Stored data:
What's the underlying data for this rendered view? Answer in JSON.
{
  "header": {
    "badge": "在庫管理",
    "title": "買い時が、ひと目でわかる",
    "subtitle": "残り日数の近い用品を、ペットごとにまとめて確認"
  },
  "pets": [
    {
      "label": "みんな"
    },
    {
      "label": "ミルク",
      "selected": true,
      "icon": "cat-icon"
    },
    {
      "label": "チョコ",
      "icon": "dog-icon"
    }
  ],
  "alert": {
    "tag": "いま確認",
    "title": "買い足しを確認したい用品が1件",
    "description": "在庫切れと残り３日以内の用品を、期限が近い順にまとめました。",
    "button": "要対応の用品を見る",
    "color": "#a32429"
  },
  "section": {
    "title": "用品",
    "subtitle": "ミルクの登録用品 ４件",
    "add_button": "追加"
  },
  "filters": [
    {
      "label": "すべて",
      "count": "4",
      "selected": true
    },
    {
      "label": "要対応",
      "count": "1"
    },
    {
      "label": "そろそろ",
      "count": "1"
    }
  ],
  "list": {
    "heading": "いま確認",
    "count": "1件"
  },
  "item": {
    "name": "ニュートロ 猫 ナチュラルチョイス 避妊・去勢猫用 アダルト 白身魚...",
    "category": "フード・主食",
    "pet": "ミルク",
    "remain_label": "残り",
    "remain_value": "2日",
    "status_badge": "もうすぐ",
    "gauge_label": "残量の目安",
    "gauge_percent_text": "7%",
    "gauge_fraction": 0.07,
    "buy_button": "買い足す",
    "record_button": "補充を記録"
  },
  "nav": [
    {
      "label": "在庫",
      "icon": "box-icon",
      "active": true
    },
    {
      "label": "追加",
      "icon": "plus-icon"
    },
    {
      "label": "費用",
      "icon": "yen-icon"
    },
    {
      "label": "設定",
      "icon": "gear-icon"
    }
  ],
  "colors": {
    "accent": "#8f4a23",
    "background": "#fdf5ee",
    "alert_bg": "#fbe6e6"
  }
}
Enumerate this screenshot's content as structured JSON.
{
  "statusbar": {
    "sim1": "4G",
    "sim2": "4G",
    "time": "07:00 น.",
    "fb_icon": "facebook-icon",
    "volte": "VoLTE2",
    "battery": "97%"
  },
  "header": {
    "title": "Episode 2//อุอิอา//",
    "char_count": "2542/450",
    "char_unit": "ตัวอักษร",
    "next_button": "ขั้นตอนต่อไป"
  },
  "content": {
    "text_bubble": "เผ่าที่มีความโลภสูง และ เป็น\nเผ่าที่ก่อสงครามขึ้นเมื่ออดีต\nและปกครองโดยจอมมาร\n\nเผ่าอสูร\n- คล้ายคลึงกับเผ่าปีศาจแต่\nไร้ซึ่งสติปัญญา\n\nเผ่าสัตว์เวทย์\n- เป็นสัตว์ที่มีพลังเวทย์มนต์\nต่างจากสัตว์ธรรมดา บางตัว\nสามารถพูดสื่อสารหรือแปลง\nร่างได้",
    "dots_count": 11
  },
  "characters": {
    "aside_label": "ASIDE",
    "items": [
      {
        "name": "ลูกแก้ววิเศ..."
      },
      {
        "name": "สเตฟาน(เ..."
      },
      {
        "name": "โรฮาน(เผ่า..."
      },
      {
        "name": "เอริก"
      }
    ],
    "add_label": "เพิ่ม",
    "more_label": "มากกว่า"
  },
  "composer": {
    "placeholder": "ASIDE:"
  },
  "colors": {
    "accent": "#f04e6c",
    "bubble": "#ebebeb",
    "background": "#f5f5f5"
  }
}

*Your instructions*:
Exactly reproduce the material above.

*Output of the exercise*:
What's the underlying data for this rendered view? Answer in JSON.
{
  "header": {
    "badge": "在庫管理",
    "title": "買い時が、ひと目でわかる",
    "subtitle": "残り日数の近い用品を、ペットごとにまとめて確認"
  },
  "pets": [
    {
      "label": "みんな"
    },
    {
      "label": "ミルク",
      "selected": true,
      "icon": "cat-icon"
    },
    {
      "label": "チョコ",
      "icon": "dog-icon"
    }
  ],
  "alert": {
    "tag": "いま確認",
    "title": "買い足しを確認したい用品が1件",
    "description": "在庫切れと残り３日以内の用品を、期限が近い順にまとめました。",
    "button": "要対応の用品を見る",
    "color": "#a32429"
  },
  "section": {
    "title": "用品",
    "subtitle": "ミルクの登録用品 ４件",
    "add_button": "追加"
  },
  "filters": [
    {
      "label": "すべて",
      "count": "4",
      "selected": true
    },
    {
      "label": "要対応",
      "count": "1"
    },
    {
      "label": "そろそろ",
      "count": "1"
    }
  ],
  "list": {
    "heading": "いま確認",
    "count": "1件"
  },
  "item": {
    "name": "ニュートロ 猫 ナチュラルチョイス 避妊・去勢猫用 アダルト 白身魚...",
    "category": "フード・主食",
    "pet": "ミルク",
    "remain_label": "残り",
    "remain_value": "2日",
    "status_badge": "もうすぐ",
    "gauge_label": "残量の目安",
    "gauge_percent_text": "7%",
    "gauge_fraction": 0.07,
    "buy_button": "買い足す",
    "record_button": "補充を記録"
  },
  "nav": [
    {
      "label": "在庫",
      "icon": "box-icon",
      "active": true
    },
    {
      "label": "追加",
      "icon": "plus-icon"
    },
    {
      "label": "費用",
      "icon": "yen-icon"
    },
    {
      "label": "設定",
      "icon": "gear-icon"
    }
  ],
  "colors": {
    "accent": "#8f4a23",
    "background": "#fdf5ee",
    "alert_bg": "#fbe6e6"
  }
}
Enumerate this screenshot's content as structured JSON.
{
  "statusbar": {
    "sim1": "4G",
    "sim2": "4G",
    "time": "07:00 น.",
    "fb_icon": "facebook-icon",
    "volte": "VoLTE2",
    "battery": "97%"
  },
  "header": {
    "title": "Episode 2//อุอิอา//",
    "char_count": "2542/450",
    "char_unit": "ตัวอักษร",
    "next_button": "ขั้นตอนต่อไป"
  },
  "content": {
    "text_bubble": "เผ่าที่มีความโลภสูง และ เป็น\nเผ่าที่ก่อสงครามขึ้นเมื่ออดีต\nและปกครองโดยจอมมาร\n\nเผ่าอสูร\n- คล้ายคลึงกับเผ่าปีศาจแต่\nไร้ซึ่งสติปัญญา\n\nเผ่าสัตว์เวทย์\n- เป็นสัตว์ที่มีพลังเวทย์มนต์\nต่างจากสัตว์ธรรมดา บางตัว\nสามารถพูดสื่อสารหรือแปลง\nร่างได้",
    "dots_count": 11
  },
  "characters": {
    "aside_label": "ASIDE",
    "items": [
      {
        "name": "ลูกแก้ววิเศ..."
      },
      {
        "name": "สเตฟาน(เ..."
      },
      {
        "name": "โรฮาน(เผ่า..."
      },
      {
        "name": "เอริก"
      }
    ],
    "add_label": "เพิ่ม",
    "more_label": "มากกว่า"
  },
  "composer": {
    "placeholder": "ASIDE:"
  },
  "colors": {
    "accent": "#f04e6c",
    "bubble": "#ebebeb",
    "background": "#f5f5f5"
  }
}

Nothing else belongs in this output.